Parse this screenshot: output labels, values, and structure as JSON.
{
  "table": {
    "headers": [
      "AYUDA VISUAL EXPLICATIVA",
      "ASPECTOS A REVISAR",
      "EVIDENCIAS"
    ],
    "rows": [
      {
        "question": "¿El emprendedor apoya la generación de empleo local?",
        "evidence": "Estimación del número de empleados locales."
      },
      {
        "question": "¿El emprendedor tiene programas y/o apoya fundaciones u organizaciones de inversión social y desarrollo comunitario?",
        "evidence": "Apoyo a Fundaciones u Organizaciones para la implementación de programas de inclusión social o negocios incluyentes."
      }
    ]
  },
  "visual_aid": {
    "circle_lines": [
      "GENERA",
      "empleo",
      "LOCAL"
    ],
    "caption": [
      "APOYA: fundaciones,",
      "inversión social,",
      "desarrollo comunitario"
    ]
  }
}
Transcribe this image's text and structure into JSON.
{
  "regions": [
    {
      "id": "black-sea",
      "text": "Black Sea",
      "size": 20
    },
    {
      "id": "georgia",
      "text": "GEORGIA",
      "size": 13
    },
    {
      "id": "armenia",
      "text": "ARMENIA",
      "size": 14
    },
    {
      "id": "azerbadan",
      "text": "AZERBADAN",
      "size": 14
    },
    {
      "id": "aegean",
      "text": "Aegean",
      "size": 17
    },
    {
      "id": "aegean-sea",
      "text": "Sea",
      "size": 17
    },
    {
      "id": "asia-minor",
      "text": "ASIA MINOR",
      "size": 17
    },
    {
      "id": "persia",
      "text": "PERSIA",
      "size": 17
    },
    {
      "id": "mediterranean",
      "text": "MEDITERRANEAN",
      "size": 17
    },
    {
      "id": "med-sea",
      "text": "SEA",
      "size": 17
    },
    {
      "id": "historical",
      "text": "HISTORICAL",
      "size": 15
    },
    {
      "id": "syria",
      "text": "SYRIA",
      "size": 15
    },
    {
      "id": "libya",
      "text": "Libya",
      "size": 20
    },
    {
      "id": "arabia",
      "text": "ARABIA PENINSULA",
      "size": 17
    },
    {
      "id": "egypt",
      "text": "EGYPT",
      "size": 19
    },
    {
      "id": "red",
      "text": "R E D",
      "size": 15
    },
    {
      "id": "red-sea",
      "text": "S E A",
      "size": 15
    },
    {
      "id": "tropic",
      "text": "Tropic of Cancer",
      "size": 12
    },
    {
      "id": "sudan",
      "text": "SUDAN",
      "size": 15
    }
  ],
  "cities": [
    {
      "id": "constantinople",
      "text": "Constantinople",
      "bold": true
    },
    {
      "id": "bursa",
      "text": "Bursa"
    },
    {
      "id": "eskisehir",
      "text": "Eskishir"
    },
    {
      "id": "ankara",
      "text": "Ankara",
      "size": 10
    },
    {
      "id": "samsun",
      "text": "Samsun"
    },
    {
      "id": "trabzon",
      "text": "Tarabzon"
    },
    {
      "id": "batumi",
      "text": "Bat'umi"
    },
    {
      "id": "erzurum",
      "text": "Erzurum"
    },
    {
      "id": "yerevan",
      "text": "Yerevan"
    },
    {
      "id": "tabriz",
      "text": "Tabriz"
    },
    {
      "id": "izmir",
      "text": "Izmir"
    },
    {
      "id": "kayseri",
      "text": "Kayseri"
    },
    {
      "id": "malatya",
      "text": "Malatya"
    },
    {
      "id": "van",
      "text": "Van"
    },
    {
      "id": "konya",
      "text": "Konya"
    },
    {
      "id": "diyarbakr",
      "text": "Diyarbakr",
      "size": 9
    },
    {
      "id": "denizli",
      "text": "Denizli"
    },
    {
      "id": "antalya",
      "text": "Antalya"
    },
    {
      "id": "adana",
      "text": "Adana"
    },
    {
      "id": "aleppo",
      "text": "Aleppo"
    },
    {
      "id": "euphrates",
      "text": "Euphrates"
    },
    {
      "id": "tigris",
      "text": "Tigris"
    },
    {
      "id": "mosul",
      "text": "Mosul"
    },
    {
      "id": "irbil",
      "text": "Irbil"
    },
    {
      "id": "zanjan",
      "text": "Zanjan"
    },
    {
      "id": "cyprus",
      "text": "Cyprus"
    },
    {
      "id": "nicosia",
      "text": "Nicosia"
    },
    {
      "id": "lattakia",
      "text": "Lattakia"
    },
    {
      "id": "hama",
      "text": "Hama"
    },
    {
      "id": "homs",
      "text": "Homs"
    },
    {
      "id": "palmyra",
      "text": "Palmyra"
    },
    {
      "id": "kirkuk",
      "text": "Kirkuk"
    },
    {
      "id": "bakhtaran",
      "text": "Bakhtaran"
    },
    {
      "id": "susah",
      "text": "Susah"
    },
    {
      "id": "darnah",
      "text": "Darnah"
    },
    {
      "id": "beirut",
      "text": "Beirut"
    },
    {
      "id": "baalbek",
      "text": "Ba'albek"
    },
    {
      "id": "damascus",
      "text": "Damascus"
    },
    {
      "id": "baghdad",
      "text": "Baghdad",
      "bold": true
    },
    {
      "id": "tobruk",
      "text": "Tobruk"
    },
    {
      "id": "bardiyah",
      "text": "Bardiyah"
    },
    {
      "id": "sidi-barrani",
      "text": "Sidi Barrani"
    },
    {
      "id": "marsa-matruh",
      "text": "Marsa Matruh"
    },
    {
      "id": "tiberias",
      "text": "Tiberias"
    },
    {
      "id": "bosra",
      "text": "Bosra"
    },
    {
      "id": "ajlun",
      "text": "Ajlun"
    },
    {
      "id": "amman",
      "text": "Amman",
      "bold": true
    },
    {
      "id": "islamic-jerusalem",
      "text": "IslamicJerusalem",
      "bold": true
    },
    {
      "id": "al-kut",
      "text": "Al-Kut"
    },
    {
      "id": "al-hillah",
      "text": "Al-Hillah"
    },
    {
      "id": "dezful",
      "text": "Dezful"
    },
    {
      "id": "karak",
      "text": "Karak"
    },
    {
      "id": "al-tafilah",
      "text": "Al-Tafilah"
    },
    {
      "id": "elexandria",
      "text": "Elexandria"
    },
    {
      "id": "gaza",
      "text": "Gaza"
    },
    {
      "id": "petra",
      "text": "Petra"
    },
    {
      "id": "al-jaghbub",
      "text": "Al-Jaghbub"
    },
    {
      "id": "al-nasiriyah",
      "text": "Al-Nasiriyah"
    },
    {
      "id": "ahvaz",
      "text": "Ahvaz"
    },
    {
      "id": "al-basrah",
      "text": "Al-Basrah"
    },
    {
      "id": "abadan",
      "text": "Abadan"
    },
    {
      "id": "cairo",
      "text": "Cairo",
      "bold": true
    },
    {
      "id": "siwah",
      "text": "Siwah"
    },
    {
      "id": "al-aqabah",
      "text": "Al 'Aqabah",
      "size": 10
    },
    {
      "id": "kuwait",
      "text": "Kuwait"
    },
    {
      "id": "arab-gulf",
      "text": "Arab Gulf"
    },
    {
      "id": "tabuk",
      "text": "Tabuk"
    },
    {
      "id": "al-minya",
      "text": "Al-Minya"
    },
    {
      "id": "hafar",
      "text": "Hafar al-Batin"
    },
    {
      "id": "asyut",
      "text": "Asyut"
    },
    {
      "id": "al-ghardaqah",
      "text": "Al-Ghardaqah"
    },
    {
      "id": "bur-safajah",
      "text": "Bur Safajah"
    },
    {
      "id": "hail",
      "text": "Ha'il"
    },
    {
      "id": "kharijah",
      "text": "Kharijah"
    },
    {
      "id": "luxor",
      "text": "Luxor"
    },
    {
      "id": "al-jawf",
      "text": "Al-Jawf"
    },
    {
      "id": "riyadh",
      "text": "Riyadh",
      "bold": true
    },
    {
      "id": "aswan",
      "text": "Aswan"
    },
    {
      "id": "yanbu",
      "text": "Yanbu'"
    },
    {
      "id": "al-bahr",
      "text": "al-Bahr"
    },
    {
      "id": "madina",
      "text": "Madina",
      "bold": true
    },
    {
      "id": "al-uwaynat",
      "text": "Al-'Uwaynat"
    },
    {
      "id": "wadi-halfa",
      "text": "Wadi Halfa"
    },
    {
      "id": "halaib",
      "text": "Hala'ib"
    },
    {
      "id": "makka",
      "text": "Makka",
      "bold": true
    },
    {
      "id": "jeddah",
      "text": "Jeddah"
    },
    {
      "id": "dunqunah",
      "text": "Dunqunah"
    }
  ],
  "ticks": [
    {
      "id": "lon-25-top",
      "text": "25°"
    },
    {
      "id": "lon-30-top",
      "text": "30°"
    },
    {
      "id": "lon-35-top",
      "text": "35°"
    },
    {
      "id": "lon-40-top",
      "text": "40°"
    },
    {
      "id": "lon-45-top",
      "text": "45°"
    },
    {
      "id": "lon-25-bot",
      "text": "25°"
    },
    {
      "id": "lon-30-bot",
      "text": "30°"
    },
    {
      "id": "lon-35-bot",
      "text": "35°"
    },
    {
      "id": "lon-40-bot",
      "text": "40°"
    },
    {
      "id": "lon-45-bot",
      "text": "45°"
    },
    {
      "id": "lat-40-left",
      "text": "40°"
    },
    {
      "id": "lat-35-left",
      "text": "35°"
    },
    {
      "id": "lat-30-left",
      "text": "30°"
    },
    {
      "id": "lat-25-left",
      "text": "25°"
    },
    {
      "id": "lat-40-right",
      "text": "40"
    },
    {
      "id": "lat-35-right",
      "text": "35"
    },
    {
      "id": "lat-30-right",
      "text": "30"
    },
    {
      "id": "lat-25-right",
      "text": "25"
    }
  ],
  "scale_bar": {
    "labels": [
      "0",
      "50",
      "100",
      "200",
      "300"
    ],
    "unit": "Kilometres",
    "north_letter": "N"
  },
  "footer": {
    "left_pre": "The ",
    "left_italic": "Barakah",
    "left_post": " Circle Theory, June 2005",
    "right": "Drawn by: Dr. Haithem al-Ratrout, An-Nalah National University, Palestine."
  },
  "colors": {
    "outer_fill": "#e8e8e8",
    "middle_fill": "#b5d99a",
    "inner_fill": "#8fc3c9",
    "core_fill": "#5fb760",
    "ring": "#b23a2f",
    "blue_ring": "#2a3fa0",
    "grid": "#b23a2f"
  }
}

* WHAT YOU WILL DO
Collect each line holding the string "social".

* TASK RESPONSE
        "question": "¿El emprendedor tiene programas y/o apoya fundaciones u organizaciones de inversión social y desarrollo comunitario?",
        "evidence": "Apoyo a Fundaciones u Organizaciones para la implementación de programas de inclusión social o negocios incluyentes."
      "inversión social,",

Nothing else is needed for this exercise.